Entries from a dataset:
--*--

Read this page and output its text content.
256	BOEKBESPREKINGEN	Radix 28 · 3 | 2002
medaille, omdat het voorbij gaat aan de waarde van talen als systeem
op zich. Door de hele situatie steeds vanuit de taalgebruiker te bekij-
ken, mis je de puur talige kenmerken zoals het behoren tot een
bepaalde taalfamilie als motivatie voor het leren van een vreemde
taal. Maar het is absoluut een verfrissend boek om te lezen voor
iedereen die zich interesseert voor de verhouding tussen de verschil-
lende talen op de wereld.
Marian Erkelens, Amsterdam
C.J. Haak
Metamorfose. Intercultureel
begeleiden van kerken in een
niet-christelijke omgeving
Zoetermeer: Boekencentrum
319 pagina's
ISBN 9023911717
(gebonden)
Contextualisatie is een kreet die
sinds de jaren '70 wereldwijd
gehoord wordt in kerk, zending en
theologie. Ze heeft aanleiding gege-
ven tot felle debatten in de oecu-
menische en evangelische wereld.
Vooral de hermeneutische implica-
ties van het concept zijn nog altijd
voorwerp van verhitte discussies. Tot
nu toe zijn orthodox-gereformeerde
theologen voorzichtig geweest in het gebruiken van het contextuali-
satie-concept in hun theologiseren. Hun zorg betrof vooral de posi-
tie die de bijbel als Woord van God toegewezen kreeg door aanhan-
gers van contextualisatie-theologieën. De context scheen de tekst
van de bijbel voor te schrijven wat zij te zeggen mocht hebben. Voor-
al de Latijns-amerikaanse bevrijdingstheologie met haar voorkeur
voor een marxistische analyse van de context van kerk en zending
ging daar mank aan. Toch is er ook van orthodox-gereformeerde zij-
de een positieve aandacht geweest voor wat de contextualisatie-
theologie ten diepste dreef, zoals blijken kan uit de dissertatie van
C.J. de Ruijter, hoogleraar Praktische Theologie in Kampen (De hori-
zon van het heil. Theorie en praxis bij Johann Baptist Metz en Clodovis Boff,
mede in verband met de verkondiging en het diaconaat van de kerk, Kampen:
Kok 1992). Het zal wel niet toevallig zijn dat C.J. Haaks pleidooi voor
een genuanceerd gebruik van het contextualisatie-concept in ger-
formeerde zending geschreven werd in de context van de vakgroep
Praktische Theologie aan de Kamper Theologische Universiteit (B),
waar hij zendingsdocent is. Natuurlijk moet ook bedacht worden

--*--

== Exercise requirements ==
Write out all the records above again, exactly as they stand.

== Answer to the problem ==
Read this page and output its text content.
256	BOEKBESPREKINGEN	Radix 28 · 3 | 2002
medaille, omdat het voorbij gaat aan de waarde van talen als systeem
op zich. Door de hele situatie steeds vanuit de taalgebruiker te bekij-
ken, mis je de puur talige kenmerken zoals het behoren tot een
bepaalde taalfamilie als motivatie voor het leren van een vreemde
taal. Maar het is absoluut een verfrissend boek om te lezen voor
iedereen die zich interesseert voor de verhouding tussen de verschil-
lende talen op de wereld.
Marian Erkelens, Amsterdam
C.J. Haak
Metamorfose. Intercultureel
begeleiden van kerken in een
niet-christelijke omgeving
Zoetermeer: Boekencentrum
319 pagina's
ISBN 9023911717
(gebonden)
Contextualisatie is een kreet die
sinds de jaren '70 wereldwijd
gehoord wordt in kerk, zending en
theologie. Ze heeft aanleiding gege-
ven tot felle debatten in de oecu-
menische en evangelische wereld.
Vooral de hermeneutische implica-
ties van het concept zijn nog altijd
voorwerp van verhitte discussies. Tot
nu toe zijn orthodox-gereformeerde
theologen voorzichtig geweest in het gebruiken van het contextuali-
satie-concept in hun theologiseren. Hun zorg betrof vooral de posi-
tie die de bijbel als Woord van God toegewezen kreeg door aanhan-
gers van contextualisatie-theologieën. De context scheen de tekst
van de bijbel voor te schrijven wat zij te zeggen mocht hebben. Voor-
al de Latijns-amerikaanse bevrijdingstheologie met haar voorkeur
voor een marxistische analyse van de context van kerk en zending
ging daar mank aan. Toch is er ook van orthodox-gereformeerde zij-
de een positieve aandacht geweest voor wat de contextualisatie-
theologie ten diepste dreef, zoals blijken kan uit de dissertatie van
C.J. de Ruijter, hoogleraar Praktische Theologie in Kampen (De hori-
zon van het heil. Theorie en praxis bij Johann Baptist Metz en Clodovis Boff,
mede in verband met de verkondiging en het diaconaat van de kerk, Kampen:
Kok 1992). Het zal wel niet toevallig zijn dat C.J. Haaks pleidooi voor
een genuanceerd gebruik van het contextualisatie-concept in ger-
formeerde zending geschreven werd in de context van de vakgroep
Praktische Theologie aan de Kamper Theologische Universiteit (B),
waar hij zendingsdocent is. Natuurlijk moet ook bedacht worden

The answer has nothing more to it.